> _GIVEN RECORDS_
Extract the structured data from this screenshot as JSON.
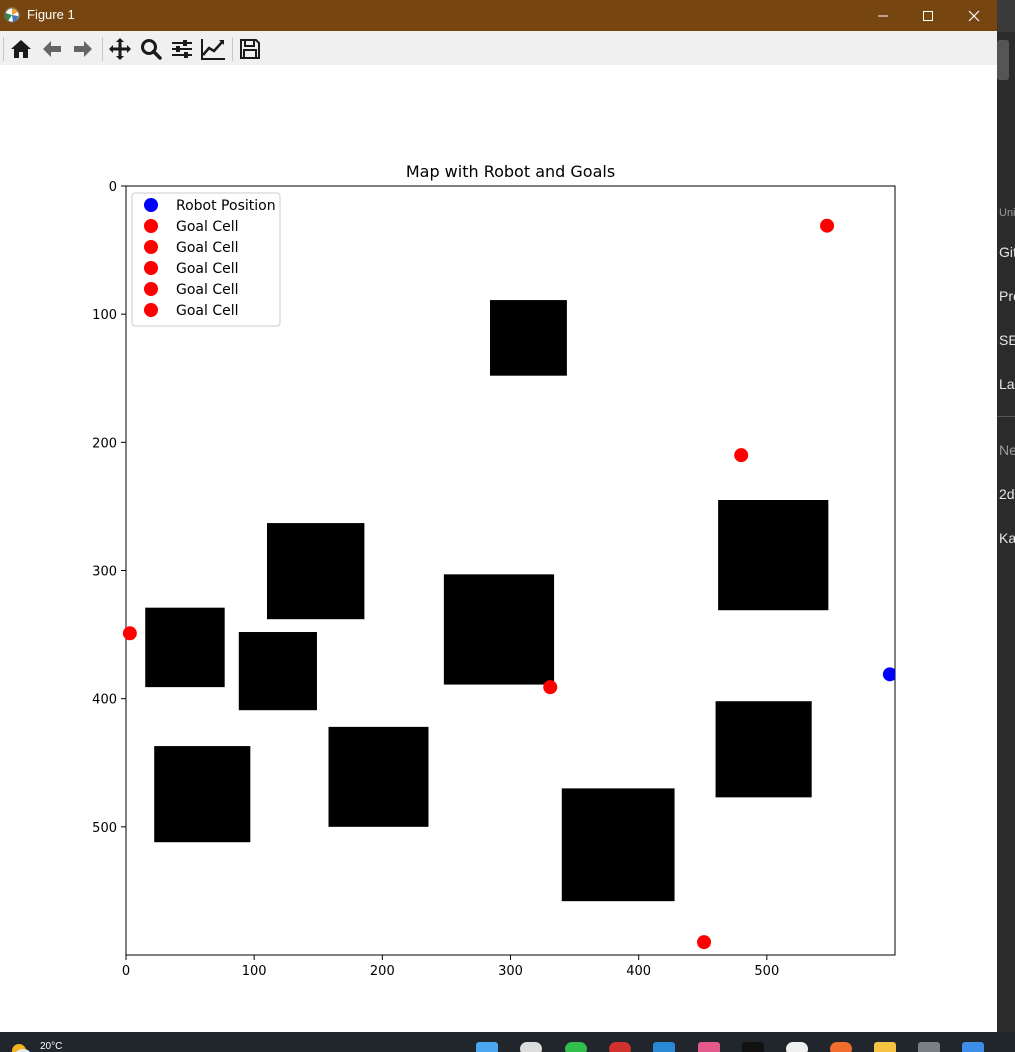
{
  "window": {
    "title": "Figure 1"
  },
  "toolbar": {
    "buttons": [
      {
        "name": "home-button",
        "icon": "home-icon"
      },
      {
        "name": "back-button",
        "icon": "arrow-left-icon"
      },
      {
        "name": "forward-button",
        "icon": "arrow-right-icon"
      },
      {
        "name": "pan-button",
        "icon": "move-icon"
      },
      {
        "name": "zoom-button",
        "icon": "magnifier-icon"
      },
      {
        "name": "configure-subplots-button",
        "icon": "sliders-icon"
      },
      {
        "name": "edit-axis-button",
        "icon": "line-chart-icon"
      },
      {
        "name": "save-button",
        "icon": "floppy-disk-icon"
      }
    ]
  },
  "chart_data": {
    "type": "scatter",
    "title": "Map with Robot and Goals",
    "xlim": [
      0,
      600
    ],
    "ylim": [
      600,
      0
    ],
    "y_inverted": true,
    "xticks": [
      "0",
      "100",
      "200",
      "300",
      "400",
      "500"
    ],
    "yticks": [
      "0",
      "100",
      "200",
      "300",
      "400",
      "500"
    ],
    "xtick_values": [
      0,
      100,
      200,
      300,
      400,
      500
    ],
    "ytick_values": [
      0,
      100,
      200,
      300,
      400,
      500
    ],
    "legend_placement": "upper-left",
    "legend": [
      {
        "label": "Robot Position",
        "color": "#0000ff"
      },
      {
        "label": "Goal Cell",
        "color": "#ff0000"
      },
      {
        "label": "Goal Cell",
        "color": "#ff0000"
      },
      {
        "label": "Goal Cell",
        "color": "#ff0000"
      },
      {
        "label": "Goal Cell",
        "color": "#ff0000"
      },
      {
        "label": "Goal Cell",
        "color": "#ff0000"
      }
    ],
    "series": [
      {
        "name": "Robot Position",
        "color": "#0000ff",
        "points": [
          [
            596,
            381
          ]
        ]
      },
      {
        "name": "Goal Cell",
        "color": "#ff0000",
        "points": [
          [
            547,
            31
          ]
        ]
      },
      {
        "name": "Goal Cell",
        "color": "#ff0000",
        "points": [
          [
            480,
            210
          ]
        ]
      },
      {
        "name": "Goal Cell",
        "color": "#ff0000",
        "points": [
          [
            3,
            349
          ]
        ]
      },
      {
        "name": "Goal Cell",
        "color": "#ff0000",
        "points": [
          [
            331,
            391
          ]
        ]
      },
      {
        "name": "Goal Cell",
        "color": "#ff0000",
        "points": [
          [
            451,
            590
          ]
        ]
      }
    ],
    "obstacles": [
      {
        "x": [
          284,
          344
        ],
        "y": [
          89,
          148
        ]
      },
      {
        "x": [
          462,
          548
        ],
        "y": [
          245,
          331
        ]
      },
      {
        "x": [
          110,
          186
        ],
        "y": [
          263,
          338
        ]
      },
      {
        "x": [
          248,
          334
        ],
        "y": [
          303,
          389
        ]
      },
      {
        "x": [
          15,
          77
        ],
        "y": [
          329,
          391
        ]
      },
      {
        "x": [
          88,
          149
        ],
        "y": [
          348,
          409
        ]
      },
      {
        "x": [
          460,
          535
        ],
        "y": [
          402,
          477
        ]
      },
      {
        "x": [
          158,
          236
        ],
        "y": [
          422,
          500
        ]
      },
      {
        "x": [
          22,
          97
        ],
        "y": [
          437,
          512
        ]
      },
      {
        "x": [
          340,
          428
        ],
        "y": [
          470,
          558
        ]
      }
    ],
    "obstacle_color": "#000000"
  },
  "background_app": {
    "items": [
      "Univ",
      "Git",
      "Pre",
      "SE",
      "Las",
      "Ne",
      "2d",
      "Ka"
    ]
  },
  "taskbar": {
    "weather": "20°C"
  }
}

--

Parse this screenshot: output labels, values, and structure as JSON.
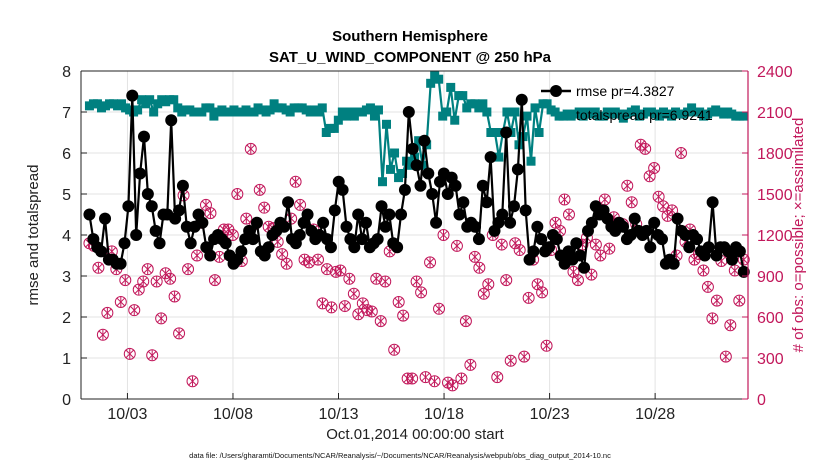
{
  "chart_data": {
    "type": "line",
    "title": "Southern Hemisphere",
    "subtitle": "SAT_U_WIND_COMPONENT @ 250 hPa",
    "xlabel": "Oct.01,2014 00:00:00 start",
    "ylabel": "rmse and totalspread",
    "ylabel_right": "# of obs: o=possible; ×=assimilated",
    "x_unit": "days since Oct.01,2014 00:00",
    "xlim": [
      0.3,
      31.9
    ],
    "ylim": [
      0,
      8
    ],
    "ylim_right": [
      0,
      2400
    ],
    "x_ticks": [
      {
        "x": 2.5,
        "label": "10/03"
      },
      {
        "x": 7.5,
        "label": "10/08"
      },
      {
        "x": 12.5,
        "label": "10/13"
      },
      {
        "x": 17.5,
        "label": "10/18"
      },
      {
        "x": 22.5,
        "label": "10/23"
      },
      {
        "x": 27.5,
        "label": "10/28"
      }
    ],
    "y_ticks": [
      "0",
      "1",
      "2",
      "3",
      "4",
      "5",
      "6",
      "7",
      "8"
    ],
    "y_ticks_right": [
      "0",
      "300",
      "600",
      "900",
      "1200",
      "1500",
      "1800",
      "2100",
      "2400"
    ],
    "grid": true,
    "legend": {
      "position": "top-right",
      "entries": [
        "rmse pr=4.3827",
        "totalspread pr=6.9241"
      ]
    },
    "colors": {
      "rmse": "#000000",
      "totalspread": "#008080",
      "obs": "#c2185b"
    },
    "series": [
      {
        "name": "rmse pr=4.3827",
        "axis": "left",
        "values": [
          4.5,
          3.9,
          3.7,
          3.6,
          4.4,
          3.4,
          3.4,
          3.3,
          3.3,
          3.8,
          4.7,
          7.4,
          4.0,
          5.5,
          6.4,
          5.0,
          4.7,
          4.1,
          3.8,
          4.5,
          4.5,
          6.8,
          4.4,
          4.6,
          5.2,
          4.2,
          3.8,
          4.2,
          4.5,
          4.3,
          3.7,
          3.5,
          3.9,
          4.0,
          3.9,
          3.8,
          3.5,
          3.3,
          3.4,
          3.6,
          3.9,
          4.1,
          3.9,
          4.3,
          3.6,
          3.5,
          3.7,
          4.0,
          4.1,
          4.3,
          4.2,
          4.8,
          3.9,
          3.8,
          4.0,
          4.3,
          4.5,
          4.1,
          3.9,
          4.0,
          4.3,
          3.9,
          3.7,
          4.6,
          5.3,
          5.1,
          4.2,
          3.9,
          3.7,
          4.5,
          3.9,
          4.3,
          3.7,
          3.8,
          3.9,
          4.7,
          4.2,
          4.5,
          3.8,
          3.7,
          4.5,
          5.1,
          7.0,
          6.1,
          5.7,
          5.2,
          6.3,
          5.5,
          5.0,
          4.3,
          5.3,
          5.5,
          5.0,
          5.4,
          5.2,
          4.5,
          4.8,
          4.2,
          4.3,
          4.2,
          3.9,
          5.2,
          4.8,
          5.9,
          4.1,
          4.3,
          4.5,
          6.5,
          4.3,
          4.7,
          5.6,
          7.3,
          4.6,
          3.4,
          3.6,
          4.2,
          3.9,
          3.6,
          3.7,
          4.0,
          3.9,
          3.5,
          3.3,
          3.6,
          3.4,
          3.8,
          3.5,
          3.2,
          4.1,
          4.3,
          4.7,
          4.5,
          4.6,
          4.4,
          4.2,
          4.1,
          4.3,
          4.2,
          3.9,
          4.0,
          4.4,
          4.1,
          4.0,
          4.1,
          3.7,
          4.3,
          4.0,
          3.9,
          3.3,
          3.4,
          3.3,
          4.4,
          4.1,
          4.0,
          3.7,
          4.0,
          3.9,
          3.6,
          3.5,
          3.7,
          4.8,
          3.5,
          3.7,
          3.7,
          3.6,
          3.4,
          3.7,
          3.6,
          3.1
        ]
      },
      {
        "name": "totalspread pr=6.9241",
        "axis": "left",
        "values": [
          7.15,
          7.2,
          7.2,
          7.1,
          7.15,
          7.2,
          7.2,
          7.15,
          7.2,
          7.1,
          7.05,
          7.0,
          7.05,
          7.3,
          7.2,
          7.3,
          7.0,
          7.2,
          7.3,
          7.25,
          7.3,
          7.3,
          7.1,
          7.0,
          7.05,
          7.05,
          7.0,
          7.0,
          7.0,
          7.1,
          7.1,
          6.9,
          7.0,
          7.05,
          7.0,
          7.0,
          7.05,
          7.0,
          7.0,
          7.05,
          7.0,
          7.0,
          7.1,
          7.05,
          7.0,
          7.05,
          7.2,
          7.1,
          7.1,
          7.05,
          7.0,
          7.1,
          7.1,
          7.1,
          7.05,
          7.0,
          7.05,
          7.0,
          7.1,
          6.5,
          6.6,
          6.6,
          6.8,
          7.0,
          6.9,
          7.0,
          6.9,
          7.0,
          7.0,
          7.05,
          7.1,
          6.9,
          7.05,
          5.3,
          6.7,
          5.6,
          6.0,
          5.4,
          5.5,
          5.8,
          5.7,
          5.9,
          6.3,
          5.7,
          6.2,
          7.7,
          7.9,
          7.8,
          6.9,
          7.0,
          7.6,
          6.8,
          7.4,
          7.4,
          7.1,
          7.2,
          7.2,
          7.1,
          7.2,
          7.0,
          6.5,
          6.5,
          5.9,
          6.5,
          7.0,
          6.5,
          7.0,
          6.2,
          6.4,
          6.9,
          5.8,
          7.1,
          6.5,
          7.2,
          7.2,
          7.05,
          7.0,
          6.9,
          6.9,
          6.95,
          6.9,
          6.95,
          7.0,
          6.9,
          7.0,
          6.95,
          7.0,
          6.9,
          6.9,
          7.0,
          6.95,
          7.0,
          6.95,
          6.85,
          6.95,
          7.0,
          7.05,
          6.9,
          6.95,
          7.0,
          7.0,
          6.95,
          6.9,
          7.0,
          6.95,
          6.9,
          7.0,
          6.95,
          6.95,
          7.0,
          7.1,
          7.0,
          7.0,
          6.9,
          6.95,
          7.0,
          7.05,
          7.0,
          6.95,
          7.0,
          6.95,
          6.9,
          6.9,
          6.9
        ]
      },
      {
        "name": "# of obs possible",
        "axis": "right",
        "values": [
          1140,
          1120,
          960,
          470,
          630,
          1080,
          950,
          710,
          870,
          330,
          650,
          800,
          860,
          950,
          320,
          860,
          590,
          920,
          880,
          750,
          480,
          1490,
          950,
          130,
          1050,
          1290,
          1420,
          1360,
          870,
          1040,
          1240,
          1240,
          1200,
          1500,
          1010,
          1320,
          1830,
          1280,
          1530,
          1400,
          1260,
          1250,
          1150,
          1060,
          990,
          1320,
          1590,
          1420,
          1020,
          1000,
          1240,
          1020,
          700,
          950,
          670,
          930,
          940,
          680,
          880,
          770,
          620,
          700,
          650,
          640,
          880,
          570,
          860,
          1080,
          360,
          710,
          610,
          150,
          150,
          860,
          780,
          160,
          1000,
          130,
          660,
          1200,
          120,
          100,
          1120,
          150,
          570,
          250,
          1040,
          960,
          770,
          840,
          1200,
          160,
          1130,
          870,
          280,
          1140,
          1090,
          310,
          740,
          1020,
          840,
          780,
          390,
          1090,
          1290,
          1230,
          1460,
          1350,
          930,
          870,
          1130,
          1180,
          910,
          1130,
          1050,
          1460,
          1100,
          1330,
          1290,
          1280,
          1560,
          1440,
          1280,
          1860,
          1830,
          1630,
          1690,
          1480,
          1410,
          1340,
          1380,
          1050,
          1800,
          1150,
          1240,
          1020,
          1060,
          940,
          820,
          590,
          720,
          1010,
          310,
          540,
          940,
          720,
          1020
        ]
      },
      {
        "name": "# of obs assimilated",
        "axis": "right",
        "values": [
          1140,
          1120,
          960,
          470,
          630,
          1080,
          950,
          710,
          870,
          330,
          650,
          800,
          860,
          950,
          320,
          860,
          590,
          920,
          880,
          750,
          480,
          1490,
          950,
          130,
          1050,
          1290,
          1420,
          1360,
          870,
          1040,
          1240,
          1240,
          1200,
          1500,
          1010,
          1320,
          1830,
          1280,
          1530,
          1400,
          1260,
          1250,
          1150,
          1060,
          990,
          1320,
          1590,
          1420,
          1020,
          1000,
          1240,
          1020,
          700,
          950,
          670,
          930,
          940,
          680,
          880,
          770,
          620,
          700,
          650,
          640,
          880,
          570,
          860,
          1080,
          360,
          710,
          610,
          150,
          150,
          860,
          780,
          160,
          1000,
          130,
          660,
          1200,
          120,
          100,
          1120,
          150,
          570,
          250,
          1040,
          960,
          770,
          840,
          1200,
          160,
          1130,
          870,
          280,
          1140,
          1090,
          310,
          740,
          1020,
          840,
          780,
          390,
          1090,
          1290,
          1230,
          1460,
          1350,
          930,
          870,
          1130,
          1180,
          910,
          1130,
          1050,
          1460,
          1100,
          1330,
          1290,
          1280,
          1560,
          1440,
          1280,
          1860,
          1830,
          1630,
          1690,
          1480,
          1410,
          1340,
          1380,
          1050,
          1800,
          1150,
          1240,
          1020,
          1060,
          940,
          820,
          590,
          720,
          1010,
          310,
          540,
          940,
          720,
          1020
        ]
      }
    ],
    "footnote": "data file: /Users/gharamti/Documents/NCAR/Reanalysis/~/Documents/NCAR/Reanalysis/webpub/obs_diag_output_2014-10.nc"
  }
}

> _SET PROBLEM_
Where a line above contains the word "rmse", copy that line.

> _REPLY TO THE EXERCISE_
    "ylabel": "rmse and totalspread",
        "rmse pr=4.3827",
      "rmse": "#000000",
        "name": "rmse pr=4.3827",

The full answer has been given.